TO DO: Extract every line that contains the string "name".

TASK MATERIAL:
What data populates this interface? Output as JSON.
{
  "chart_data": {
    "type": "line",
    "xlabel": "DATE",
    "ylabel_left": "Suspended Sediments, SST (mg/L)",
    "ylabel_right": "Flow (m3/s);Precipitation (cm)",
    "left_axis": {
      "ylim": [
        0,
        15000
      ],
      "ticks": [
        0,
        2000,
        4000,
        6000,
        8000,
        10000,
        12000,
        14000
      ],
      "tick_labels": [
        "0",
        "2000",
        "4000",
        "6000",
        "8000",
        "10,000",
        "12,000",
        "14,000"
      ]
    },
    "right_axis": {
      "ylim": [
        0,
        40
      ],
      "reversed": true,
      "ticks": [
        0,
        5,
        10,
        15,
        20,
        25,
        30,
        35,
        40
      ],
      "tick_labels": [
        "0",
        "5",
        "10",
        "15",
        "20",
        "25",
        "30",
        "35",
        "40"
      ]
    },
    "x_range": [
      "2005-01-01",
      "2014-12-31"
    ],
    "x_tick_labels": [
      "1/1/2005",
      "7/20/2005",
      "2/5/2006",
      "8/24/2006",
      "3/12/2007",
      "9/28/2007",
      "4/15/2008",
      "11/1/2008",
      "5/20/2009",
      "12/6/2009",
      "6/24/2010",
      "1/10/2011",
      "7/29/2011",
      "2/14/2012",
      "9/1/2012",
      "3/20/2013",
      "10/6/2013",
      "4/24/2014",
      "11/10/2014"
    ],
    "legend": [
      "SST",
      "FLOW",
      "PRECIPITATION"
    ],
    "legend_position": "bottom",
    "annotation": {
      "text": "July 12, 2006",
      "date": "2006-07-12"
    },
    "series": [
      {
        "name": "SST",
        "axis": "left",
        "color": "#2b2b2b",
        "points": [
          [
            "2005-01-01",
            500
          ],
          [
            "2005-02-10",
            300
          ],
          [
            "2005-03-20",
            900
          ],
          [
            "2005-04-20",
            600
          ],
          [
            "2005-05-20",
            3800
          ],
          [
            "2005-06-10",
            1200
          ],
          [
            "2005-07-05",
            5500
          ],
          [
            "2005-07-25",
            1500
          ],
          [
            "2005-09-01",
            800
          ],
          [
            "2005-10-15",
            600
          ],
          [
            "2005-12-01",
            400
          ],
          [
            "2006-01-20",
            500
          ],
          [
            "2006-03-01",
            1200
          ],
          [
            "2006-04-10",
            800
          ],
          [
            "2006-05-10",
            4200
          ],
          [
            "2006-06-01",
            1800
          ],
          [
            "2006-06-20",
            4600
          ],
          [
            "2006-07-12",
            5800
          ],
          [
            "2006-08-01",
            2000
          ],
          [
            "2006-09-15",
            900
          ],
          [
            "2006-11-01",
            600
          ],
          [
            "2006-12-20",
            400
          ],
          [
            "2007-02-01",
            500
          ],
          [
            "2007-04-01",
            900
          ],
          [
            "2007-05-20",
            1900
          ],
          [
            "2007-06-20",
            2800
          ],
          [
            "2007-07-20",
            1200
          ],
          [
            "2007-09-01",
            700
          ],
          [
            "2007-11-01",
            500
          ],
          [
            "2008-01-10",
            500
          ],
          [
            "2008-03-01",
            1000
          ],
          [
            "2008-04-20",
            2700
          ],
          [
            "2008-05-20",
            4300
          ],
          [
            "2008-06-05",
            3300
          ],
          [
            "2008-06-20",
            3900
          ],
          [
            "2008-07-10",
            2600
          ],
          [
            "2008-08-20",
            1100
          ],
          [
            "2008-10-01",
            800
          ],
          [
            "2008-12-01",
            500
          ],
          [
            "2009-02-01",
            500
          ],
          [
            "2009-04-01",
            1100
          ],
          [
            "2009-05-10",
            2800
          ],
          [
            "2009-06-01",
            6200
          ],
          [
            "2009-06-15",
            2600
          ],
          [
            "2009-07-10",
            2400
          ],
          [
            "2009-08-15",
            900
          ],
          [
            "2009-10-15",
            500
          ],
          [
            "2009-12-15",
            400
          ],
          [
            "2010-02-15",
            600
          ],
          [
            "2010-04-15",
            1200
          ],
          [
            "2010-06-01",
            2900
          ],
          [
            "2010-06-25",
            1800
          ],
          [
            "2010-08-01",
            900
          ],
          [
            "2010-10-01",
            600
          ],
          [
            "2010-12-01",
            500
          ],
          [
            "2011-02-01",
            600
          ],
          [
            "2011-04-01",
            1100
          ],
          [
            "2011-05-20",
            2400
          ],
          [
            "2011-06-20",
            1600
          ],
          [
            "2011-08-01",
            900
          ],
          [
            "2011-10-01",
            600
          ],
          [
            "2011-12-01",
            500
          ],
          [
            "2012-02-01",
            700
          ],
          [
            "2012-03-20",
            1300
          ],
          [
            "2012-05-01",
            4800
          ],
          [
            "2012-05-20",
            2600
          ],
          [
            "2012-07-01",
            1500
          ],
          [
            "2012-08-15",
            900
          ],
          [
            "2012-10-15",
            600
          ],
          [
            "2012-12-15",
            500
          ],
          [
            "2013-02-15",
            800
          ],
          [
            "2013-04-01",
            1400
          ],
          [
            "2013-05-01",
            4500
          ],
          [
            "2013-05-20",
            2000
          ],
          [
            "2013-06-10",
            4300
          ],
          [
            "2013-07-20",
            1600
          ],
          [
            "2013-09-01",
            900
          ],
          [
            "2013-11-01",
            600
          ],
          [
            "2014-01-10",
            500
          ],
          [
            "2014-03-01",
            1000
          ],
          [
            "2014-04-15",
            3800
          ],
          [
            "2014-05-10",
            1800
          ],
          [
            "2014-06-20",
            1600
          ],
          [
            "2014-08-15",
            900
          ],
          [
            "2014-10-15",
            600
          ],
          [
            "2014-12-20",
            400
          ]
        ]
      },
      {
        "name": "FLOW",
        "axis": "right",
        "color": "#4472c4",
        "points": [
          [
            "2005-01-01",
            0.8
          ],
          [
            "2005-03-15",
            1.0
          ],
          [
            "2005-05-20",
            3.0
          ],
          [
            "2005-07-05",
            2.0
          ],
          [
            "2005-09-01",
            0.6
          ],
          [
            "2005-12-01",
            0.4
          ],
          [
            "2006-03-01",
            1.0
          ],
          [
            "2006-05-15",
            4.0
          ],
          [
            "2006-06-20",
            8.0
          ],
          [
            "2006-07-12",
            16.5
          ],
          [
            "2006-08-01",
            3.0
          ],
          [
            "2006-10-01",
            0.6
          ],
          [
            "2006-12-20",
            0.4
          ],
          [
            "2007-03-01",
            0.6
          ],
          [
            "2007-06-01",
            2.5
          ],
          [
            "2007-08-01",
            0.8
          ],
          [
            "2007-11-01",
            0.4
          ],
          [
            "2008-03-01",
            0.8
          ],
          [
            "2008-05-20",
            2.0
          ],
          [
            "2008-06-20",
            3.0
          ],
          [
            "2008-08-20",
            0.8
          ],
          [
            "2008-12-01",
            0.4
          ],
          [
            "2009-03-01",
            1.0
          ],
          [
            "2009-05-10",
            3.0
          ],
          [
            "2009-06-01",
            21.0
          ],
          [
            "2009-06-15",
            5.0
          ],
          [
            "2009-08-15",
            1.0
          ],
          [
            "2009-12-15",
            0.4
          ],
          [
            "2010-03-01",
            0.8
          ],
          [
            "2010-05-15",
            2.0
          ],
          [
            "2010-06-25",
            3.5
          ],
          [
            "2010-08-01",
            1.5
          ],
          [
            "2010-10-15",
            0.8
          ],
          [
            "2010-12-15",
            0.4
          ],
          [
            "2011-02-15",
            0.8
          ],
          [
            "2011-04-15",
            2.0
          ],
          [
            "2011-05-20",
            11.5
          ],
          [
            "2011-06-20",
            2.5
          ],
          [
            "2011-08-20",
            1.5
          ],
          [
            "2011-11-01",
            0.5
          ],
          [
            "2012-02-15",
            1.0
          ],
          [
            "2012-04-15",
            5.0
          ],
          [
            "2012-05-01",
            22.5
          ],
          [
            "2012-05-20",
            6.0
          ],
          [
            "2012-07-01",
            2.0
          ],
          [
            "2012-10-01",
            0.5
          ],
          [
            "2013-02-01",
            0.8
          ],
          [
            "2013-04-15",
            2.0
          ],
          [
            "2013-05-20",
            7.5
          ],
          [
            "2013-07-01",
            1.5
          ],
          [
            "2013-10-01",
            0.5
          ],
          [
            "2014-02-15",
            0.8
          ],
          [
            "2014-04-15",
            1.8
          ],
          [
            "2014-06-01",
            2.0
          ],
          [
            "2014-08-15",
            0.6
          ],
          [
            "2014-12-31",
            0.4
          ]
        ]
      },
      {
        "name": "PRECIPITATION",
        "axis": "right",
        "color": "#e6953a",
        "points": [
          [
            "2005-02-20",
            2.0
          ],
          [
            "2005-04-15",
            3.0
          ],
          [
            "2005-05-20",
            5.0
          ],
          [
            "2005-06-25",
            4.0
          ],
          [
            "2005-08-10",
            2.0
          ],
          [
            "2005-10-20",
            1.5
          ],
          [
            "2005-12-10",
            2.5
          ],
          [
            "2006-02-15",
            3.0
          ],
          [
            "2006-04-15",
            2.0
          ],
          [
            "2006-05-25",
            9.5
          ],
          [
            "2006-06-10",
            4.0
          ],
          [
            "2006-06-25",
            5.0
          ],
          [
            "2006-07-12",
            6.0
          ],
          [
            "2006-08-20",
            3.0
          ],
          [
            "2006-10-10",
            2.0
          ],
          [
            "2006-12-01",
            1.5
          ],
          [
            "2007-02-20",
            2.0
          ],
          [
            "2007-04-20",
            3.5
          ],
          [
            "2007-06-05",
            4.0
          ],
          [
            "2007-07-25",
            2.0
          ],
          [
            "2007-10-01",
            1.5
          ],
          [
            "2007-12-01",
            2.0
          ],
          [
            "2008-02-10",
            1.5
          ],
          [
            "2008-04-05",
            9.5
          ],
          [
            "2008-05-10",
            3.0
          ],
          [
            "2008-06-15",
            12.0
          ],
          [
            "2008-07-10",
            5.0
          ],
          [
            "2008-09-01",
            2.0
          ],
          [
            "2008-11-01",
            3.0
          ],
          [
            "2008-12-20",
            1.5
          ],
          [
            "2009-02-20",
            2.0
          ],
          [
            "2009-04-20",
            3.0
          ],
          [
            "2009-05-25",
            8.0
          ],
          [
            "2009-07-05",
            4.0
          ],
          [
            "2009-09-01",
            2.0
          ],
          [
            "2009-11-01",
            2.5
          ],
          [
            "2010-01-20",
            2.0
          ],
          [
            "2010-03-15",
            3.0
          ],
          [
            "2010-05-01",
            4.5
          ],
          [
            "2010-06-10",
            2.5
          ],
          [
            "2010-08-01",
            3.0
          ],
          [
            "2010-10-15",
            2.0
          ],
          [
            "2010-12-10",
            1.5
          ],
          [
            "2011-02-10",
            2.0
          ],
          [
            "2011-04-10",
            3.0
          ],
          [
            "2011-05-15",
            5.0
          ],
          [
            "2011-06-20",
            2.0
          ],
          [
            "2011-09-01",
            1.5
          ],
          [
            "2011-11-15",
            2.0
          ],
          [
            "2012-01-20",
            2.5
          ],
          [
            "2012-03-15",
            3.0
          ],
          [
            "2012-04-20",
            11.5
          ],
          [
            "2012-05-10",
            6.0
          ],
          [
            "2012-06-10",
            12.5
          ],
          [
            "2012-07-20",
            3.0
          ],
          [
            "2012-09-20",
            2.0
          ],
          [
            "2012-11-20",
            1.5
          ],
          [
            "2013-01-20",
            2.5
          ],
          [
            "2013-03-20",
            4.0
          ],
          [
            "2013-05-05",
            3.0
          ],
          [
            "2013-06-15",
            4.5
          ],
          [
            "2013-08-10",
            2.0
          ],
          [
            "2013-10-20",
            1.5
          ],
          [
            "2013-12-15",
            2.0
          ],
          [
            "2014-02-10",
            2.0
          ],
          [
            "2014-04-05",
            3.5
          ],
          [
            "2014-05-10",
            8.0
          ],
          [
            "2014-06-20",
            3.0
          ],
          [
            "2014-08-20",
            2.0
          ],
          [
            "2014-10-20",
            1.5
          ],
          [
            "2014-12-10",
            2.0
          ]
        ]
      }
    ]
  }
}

OUTPUT OF THE TASK:
        "name": "SST",
        "name": "FLOW",
        "name": "PRECIPITATION",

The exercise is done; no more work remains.